=== EXERCISE GOAL ===
The records that follow must be reproduced in full, exactly as written.

=== RECORDS PROVIDED ===
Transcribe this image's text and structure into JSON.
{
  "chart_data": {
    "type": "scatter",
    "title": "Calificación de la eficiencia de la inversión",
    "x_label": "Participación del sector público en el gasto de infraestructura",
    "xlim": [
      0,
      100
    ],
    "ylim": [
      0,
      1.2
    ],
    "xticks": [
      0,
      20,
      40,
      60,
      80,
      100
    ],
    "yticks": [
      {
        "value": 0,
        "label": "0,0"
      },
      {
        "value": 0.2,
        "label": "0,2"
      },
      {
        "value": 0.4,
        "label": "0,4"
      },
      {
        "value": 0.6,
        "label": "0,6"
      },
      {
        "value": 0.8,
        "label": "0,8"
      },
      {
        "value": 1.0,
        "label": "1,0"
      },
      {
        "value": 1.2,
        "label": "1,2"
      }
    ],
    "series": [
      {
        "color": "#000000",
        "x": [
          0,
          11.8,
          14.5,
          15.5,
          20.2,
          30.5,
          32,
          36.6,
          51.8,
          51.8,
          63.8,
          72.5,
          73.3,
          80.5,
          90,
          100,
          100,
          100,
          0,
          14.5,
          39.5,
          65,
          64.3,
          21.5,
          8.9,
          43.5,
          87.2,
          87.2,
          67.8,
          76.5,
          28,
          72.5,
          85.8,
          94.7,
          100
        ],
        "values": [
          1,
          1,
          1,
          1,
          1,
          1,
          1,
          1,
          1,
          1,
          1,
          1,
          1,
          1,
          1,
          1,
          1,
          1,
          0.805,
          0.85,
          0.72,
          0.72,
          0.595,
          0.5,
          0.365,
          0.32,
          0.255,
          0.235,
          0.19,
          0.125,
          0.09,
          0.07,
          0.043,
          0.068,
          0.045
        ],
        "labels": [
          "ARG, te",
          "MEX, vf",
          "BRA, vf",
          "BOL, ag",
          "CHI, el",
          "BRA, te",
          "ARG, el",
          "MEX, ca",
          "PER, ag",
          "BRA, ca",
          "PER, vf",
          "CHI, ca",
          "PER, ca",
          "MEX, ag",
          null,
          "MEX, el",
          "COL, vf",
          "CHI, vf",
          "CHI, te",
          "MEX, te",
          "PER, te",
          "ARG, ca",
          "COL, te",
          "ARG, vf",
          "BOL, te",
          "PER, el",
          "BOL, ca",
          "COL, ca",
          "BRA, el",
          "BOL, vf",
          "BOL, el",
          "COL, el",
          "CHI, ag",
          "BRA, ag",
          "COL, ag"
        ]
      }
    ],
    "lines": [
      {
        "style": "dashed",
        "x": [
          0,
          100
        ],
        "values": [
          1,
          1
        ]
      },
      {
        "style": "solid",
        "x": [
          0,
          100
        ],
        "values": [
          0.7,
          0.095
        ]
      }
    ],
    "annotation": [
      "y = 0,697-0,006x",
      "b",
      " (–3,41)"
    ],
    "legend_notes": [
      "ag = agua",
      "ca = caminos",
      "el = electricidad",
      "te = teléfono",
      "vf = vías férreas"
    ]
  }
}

=== TASK SOLUTION ===
Transcribe this image's text and structure into JSON.
{
  "chart_data": {
    "type": "scatter",
    "title": "Calificación de la eficiencia de la inversión",
    "x_label": "Participación del sector público en el gasto de infraestructura",
    "xlim": [
      0,
      100
    ],
    "ylim": [
      0,
      1.2
    ],
    "xticks": [
      0,
      20,
      40,
      60,
      80,
      100
    ],
    "yticks": [
      {
        "value": 0,
        "label": "0,0"
      },
      {
        "value": 0.2,
        "label": "0,2"
      },
      {
        "value": 0.4,
        "label": "0,4"
      },
      {
        "value": 0.6,
        "label": "0,6"
      },
      {
        "value": 0.8,
        "label": "0,8"
      },
      {
        "value": 1.0,
        "label": "1,0"
      },
      {
        "value": 1.2,
        "label": "1,2"
      }
    ],
    "series": [
      {
        "color": "#000000",
        "x": [
          0,
          11.8,
          14.5,
          15.5,
          20.2,
          30.5,
          32,
          36.6,
          51.8,
          51.8,
          63.8,
          72.5,
          73.3,
          80.5,
          90,
          100,
          100,
          100,
          0,
          14.5,
          39.5,
          65,
          64.3,
          21.5,
          8.9,
          43.5,
          87.2,
          87.2,
          67.8,
          76.5,
          28,
          72.5,
          85.8,
          94.7,
          100
        ],
        "values": [
          1,
          1,
          1,
          1,
          1,
          1,
          1,
          1,
          1,
          1,
          1,
          1,
          1,
          1,
          1,
          1,
          1,
          1,
          0.805,
          0.85,
          0.72,
          0.72,
          0.595,
          0.5,
          0.365,
          0.32,
          0.255,
          0.235,
          0.19,
          0.125,
          0.09,
          0.07,
          0.043,
          0.068,
          0.045
        ],
        "labels": [
          "ARG, te",
          "MEX, vf",
          "BRA, vf",
          "BOL, ag",
          "CHI, el",
          "BRA, te",
          "ARG, el",
          "MEX, ca",
          "PER, ag",
          "BRA, ca",
          "PER, vf",
          "CHI, ca",
          "PER, ca",
          "MEX, ag",
          null,
          "MEX, el",
          "COL, vf",
          "CHI, vf",
          "CHI, te",
          "MEX, te",
          "PER, te",
          "ARG, ca",
          "COL, te",
          "ARG, vf",
          "BOL, te",
          "PER, el",
          "BOL, ca",
          "COL, ca",
          "BRA, el",
          "BOL, vf",
          "BOL, el",
          "COL, el",
          "CHI, ag",
          "BRA, ag",
          "COL, ag"
        ]
      }
    ],
    "lines": [
      {
        "style": "dashed",
        "x": [
          0,
          100
        ],
        "values": [
          1,
          1
        ]
      },
      {
        "style": "solid",
        "x": [
          0,
          100
        ],
        "values": [
          0.7,
          0.095
        ]
      }
    ],
    "annotation": [
      "y = 0,697-0,006x",
      "b",
      " (–3,41)"
    ],
    "legend_notes": [
      "ag = agua",
      "ca = caminos",
      "el = electricidad",
      "te = teléfono",
      "vf = vías férreas"
    ]
  }
}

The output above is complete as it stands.